DATA SHOWN start

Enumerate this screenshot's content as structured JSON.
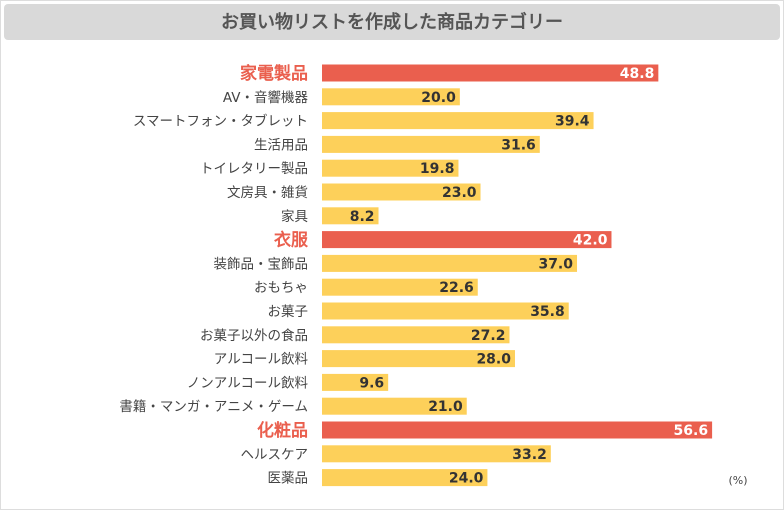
{
  "chart_data": {
    "type": "bar",
    "title": "お買い物リストを作成した商品カテゴリー",
    "unit": "(%)",
    "categories": [
      "家電製品",
      "AV・音響機器",
      "スマートフォン・タブレット",
      "生活用品",
      "トイレタリー製品",
      "文房具・雑貨",
      "家具",
      "衣服",
      "装飾品・宝飾品",
      "おもちゃ",
      "お菓子",
      "お菓子以外の食品",
      "アルコール飲料",
      "ノンアルコール飲料",
      "書籍・マンガ・アニメ・ゲーム",
      "化粧品",
      "ヘルスケア",
      "医薬品"
    ],
    "values": [
      48.8,
      20,
      39.4,
      31.6,
      19.8,
      23,
      8.2,
      42,
      37,
      22.6,
      35.8,
      27.2,
      28,
      9.6,
      21,
      56.6,
      33.2,
      24
    ],
    "value_labels": [
      "48.8",
      "20.0",
      "39.4",
      "31.6",
      "19.8",
      "23.0",
      "8.2",
      "42.0",
      "37.0",
      "22.6",
      "35.8",
      "27.2",
      "28.0",
      "9.6",
      "21.0",
      "56.6",
      "33.2",
      "24.0"
    ],
    "color": "#fdd05a",
    "colors": [
      "#ea5f4e",
      "#fdd05a",
      "#fdd05a",
      "#fdd05a",
      "#fdd05a",
      "#fdd05a",
      "#fdd05a",
      "#ea5f4e",
      "#fdd05a",
      "#fdd05a",
      "#fdd05a",
      "#fdd05a",
      "#fdd05a",
      "#fdd05a",
      "#fdd05a",
      "#ea5f4e",
      "#fdd05a",
      "#fdd05a"
    ],
    "xlim": [
      0,
      65
    ]
  }
}
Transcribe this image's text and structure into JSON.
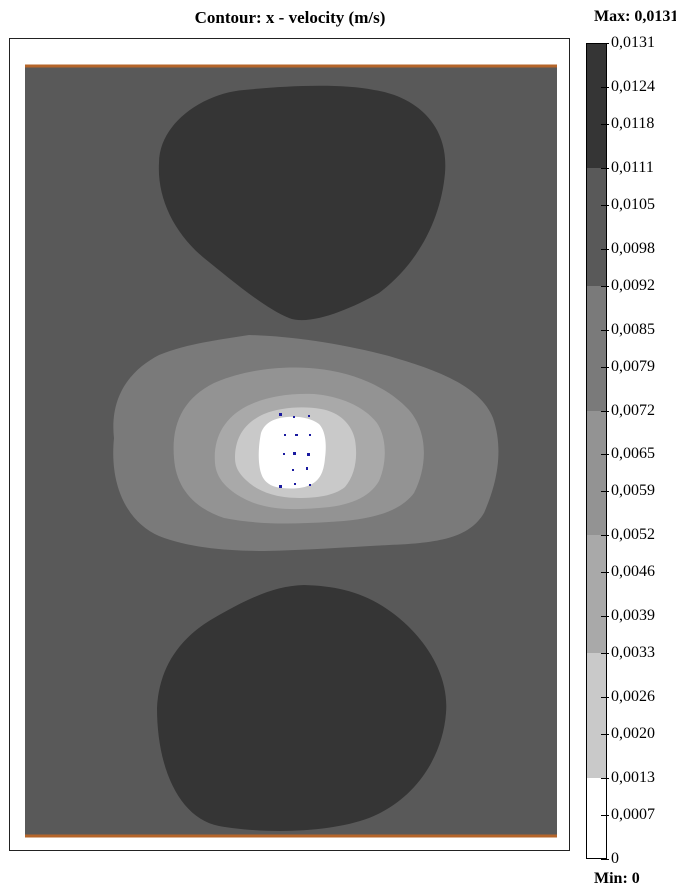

DATA SHOWN end

- THE PROBLEM
Find each line holding the string "JSON" and copy it out.

- WRITTEN REPLY
Enumerate this screenshot's content as structured JSON.
Transcribe this image's text and structure into JSON.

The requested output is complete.